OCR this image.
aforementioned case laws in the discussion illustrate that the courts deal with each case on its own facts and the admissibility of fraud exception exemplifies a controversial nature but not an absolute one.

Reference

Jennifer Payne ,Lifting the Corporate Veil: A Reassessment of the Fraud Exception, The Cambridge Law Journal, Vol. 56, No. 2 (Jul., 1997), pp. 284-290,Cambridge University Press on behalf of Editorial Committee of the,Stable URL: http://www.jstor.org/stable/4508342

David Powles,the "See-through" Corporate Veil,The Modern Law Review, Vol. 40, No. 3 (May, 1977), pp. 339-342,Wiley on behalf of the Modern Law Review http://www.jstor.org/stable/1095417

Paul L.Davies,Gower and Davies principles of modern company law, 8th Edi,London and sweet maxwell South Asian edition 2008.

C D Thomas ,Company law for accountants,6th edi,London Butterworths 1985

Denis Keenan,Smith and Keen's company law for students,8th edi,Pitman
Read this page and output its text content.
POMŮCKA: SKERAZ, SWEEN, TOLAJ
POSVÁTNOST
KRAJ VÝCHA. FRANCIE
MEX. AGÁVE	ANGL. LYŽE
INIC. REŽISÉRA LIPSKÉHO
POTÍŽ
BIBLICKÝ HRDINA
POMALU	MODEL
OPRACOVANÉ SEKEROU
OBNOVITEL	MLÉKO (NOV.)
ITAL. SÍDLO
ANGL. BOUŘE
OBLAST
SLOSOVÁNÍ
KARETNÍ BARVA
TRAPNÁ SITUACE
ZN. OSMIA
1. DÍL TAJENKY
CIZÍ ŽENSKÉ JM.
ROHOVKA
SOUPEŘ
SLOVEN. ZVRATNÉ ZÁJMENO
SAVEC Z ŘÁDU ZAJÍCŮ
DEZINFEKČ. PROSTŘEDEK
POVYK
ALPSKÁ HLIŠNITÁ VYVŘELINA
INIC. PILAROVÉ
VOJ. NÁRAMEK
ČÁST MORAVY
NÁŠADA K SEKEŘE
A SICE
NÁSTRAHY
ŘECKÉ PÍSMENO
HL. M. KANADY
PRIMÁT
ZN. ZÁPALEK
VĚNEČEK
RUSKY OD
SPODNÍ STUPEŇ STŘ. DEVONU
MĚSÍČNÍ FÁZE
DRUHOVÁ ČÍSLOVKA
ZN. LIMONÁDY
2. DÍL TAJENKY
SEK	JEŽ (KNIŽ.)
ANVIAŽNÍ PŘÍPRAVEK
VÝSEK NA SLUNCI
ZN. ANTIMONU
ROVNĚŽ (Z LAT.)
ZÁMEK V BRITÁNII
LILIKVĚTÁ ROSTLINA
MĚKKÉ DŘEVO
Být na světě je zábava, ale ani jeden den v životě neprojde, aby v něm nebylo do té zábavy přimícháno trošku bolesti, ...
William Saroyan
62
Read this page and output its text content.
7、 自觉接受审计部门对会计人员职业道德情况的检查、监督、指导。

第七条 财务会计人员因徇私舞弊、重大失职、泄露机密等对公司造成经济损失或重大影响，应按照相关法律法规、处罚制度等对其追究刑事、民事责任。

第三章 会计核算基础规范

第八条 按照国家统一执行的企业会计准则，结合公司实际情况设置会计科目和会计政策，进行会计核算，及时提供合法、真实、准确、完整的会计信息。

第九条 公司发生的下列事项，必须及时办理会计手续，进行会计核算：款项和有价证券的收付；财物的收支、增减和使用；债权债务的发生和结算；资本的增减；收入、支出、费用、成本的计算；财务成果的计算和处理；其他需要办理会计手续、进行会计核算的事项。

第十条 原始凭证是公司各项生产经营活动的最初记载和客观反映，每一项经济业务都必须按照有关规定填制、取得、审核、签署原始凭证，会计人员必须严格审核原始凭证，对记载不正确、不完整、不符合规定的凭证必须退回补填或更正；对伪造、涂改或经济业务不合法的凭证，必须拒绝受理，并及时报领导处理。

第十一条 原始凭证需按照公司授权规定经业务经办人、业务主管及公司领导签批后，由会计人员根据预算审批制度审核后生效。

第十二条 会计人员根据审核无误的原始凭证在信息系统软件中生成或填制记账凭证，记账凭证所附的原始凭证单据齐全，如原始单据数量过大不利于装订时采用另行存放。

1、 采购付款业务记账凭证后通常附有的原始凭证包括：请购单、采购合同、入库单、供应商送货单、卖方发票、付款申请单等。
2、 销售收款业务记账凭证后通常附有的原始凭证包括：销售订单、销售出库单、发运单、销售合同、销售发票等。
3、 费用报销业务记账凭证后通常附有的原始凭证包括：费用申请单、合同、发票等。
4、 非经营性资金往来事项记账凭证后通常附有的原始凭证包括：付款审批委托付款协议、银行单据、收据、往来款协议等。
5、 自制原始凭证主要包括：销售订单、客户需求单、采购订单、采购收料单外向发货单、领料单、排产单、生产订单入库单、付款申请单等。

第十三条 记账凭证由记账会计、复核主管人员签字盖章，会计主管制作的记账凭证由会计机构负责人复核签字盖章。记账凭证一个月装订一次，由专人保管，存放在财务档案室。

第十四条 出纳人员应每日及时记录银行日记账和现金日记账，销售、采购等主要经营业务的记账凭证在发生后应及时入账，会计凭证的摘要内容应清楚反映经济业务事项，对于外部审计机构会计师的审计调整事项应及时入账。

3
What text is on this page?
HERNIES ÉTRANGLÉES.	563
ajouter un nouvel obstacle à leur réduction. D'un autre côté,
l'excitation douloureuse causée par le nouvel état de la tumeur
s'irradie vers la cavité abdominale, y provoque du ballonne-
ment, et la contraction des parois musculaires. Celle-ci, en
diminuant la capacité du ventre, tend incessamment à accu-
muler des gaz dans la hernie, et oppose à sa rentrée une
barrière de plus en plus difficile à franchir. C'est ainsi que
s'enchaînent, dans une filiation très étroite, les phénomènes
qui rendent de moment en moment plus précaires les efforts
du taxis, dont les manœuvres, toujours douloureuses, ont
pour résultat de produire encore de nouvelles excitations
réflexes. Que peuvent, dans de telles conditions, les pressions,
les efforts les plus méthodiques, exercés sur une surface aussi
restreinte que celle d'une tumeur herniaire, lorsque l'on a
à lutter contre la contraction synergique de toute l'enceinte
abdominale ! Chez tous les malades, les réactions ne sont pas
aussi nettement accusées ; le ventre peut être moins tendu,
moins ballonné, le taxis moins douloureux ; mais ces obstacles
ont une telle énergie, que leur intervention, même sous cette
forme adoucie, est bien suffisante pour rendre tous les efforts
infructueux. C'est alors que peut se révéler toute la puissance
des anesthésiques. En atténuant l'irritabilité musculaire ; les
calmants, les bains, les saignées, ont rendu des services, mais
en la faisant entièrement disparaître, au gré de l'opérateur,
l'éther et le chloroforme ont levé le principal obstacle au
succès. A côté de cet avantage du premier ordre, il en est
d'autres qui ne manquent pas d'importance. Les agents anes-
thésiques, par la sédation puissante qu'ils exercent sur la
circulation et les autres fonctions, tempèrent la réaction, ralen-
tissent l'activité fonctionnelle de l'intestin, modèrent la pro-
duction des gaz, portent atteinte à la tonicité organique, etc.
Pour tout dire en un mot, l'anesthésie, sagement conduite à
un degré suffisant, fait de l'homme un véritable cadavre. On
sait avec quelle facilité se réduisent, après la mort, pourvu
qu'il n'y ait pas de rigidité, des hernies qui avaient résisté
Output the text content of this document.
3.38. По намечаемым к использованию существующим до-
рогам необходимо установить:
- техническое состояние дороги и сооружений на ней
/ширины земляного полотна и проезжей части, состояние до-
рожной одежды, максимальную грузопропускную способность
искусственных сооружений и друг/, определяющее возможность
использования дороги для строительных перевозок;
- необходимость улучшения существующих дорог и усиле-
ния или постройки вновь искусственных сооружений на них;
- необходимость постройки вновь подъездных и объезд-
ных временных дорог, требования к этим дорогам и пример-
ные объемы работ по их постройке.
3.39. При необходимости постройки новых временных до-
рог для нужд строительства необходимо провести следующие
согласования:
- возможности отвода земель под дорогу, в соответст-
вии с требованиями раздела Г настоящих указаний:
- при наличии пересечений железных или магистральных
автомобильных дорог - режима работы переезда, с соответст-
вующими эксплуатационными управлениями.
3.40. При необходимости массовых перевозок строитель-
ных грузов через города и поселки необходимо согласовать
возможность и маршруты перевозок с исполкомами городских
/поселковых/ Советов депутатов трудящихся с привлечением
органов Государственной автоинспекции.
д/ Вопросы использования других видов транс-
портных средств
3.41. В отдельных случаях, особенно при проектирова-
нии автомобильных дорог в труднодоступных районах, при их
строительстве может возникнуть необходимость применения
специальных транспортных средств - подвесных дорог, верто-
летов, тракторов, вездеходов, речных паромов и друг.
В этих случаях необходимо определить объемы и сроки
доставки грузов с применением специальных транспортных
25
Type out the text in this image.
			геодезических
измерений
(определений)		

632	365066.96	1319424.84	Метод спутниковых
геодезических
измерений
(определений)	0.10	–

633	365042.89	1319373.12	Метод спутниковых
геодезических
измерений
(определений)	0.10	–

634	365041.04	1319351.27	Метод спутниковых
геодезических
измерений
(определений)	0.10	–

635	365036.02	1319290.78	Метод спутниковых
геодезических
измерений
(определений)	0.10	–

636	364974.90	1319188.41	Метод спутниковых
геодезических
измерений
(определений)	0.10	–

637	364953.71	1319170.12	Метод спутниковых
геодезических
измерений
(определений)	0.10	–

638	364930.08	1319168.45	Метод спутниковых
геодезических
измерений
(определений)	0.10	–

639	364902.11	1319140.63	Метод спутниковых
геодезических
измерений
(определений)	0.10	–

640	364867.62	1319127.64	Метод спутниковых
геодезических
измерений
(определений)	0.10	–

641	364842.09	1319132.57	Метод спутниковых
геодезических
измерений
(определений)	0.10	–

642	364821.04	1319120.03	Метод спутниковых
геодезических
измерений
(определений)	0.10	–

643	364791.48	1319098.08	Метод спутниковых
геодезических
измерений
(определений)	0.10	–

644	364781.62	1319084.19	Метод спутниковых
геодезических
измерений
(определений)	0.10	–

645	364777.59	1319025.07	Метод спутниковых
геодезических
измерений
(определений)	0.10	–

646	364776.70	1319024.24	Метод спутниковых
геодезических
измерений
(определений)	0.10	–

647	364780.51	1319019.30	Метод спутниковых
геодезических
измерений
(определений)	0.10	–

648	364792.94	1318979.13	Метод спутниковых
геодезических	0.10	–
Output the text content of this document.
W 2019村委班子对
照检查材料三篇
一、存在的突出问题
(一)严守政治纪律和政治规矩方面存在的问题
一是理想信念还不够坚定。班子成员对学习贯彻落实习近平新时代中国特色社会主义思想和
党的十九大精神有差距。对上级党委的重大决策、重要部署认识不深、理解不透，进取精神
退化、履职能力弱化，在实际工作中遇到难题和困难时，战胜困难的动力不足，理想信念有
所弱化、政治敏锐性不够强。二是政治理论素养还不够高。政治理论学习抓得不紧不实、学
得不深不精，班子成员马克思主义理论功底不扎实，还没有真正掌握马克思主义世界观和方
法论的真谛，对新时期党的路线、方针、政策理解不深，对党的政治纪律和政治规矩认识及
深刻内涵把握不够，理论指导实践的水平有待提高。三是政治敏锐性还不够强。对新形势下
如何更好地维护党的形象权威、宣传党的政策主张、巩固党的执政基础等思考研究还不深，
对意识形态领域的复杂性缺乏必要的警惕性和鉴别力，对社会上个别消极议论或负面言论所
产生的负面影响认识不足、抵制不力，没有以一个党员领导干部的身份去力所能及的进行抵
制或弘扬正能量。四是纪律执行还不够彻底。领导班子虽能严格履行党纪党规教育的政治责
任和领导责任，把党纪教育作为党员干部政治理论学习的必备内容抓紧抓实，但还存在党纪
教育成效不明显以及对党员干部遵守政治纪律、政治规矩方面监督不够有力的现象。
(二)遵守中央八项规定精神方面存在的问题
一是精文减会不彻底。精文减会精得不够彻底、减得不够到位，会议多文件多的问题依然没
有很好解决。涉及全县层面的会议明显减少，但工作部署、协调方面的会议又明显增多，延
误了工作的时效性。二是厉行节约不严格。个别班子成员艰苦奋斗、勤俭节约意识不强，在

____________________

#### EXERCISE GOAL:
Find every line that has "mais" in it, then return those lines.

#### SOLVED EXERCISE:
moins ballonné, le taxis moins douloureux ; mais ces obstacles
calmants, les bains, les saignées, ont rendu des services, mais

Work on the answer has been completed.